§ **TASK GOAL**: Output every line below exactly.

···

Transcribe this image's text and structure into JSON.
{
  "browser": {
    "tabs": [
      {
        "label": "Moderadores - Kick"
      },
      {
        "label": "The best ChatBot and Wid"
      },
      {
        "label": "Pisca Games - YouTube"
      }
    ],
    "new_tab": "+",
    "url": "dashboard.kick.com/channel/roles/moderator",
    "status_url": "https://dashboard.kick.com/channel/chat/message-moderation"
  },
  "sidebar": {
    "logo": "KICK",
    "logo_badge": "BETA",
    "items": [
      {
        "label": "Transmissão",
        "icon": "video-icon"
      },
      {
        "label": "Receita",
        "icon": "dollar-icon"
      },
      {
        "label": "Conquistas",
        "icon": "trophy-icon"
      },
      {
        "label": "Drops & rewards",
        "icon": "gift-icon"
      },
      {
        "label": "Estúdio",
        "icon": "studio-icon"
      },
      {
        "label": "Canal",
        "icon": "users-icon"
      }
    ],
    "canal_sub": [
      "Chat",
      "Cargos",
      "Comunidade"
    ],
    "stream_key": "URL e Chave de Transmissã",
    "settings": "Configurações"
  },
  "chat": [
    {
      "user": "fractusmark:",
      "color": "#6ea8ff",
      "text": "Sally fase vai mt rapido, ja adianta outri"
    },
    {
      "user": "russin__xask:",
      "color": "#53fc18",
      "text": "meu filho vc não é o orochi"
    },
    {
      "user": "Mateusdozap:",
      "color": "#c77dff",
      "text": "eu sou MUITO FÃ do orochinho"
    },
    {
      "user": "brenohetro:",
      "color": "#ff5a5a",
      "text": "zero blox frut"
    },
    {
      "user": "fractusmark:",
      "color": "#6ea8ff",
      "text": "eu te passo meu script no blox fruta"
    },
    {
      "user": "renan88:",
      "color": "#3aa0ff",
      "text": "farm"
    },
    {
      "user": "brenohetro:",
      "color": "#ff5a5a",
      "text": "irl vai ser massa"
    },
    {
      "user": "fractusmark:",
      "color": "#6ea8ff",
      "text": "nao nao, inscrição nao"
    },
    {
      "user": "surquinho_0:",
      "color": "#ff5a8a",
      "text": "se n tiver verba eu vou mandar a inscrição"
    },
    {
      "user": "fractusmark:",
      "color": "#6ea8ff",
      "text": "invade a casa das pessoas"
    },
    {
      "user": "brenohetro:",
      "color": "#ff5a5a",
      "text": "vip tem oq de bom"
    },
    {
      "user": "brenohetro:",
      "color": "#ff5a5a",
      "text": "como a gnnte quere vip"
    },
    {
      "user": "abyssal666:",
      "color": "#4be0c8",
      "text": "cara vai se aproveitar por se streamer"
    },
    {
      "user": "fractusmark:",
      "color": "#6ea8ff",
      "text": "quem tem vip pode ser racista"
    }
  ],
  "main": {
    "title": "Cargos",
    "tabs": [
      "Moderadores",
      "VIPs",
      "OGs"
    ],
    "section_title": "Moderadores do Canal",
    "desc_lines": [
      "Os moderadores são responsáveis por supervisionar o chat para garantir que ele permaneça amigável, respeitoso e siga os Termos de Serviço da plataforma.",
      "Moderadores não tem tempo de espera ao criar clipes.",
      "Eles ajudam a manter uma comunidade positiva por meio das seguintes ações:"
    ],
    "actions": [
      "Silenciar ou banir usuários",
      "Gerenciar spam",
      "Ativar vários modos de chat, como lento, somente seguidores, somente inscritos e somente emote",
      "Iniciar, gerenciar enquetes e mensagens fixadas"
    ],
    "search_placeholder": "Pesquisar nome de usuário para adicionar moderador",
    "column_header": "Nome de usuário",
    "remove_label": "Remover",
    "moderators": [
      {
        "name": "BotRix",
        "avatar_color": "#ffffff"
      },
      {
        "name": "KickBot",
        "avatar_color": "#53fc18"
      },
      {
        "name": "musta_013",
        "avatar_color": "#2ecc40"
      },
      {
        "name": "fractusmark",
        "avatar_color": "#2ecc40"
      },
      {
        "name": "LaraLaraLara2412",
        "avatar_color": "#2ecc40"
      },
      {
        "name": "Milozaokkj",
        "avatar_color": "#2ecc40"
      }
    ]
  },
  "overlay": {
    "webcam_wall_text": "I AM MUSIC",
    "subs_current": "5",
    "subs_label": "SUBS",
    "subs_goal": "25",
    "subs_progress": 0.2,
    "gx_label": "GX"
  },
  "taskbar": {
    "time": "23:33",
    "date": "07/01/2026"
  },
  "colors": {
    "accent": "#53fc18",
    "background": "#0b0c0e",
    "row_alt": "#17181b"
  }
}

···

§ **THE RESULT**:
Transcribe this image's text and structure into JSON.
{
  "browser": {
    "tabs": [
      {
        "label": "Moderadores - Kick"
      },
      {
        "label": "The best ChatBot and Wid"
      },
      {
        "label": "Pisca Games - YouTube"
      }
    ],
    "new_tab": "+",
    "url": "dashboard.kick.com/channel/roles/moderator",
    "status_url": "https://dashboard.kick.com/channel/chat/message-moderation"
  },
  "sidebar": {
    "logo": "KICK",
    "logo_badge": "BETA",
    "items": [
      {
        "label": "Transmissão",
        "icon": "video-icon"
      },
      {
        "label": "Receita",
        "icon": "dollar-icon"
      },
      {
        "label": "Conquistas",
        "icon": "trophy-icon"
      },
      {
        "label": "Drops & rewards",
        "icon": "gift-icon"
      },
      {
        "label": "Estúdio",
        "icon": "studio-icon"
      },
      {
        "label": "Canal",
        "icon": "users-icon"
      }
    ],
    "canal_sub": [
      "Chat",
      "Cargos",
      "Comunidade"
    ],
    "stream_key": "URL e Chave de Transmissã",
    "settings": "Configurações"
  },
  "chat": [
    {
      "user": "fractusmark:",
      "color": "#6ea8ff",
      "text": "Sally fase vai mt rapido, ja adianta outri"
    },
    {
      "user": "russin__xask:",
      "color": "#53fc18",
      "text": "meu filho vc não é o orochi"
    },
    {
      "user": "Mateusdozap:",
      "color": "#c77dff",
      "text": "eu sou MUITO FÃ do orochinho"
    },
    {
      "user": "brenohetro:",
      "color": "#ff5a5a",
      "text": "zero blox frut"
    },
    {
      "user": "fractusmark:",
      "color": "#6ea8ff",
      "text": "eu te passo meu script no blox fruta"
    },
    {
      "user": "renan88:",
      "color": "#3aa0ff",
      "text": "farm"
    },
    {
      "user": "brenohetro:",
      "color": "#ff5a5a",
      "text": "irl vai ser massa"
    },
    {
      "user": "fractusmark:",
      "color": "#6ea8ff",
      "text": "nao nao, inscrição nao"
    },
    {
      "user": "surquinho_0:",
      "color": "#ff5a8a",
      "text": "se n tiver verba eu vou mandar a inscrição"
    },
    {
      "user": "fractusmark:",
      "color": "#6ea8ff",
      "text": "invade a casa das pessoas"
    },
    {
      "user": "brenohetro:",
      "color": "#ff5a5a",
      "text": "vip tem oq de bom"
    },
    {
      "user": "brenohetro:",
      "color": "#ff5a5a",
      "text": "como a gnnte quere vip"
    },
    {
      "user": "abyssal666:",
      "color": "#4be0c8",
      "text": "cara vai se aproveitar por se streamer"
    },
    {
      "user": "fractusmark:",
      "color": "#6ea8ff",
      "text": "quem tem vip pode ser racista"
    }
  ],
  "main": {
    "title": "Cargos",
    "tabs": [
      "Moderadores",
      "VIPs",
      "OGs"
    ],
    "section_title": "Moderadores do Canal",
    "desc_lines": [
      "Os moderadores são responsáveis por supervisionar o chat para garantir que ele permaneça amigável, respeitoso e siga os Termos de Serviço da plataforma.",
      "Moderadores não tem tempo de espera ao criar clipes.",
      "Eles ajudam a manter uma comunidade positiva por meio das seguintes ações:"
    ],
    "actions": [
      "Silenciar ou banir usuários",
      "Gerenciar spam",
      "Ativar vários modos de chat, como lento, somente seguidores, somente inscritos e somente emote",
      "Iniciar, gerenciar enquetes e mensagens fixadas"
    ],
    "search_placeholder": "Pesquisar nome de usuário para adicionar moderador",
    "column_header": "Nome de usuário",
    "remove_label": "Remover",
    "moderators": [
      {
        "name": "BotRix",
        "avatar_color": "#ffffff"
      },
      {
        "name": "KickBot",
        "avatar_color": "#53fc18"
      },
      {
        "name": "musta_013",
        "avatar_color": "#2ecc40"
      },
      {
        "name": "fractusmark",
        "avatar_color": "#2ecc40"
      },
      {
        "name": "LaraLaraLara2412",
        "avatar_color": "#2ecc40"
      },
      {
        "name": "Milozaokkj",
        "avatar_color": "#2ecc40"
      }
    ]
  },
  "overlay": {
    "webcam_wall_text": "I AM MUSIC",
    "subs_current": "5",
    "subs_label": "SUBS",
    "subs_goal": "25",
    "subs_progress": 0.2,
    "gx_label": "GX"
  },
  "taskbar": {
    "time": "23:33",
    "date": "07/01/2026"
  },
  "colors": {
    "accent": "#53fc18",
    "background": "#0b0c0e",
    "row_alt": "#17181b"
  }
}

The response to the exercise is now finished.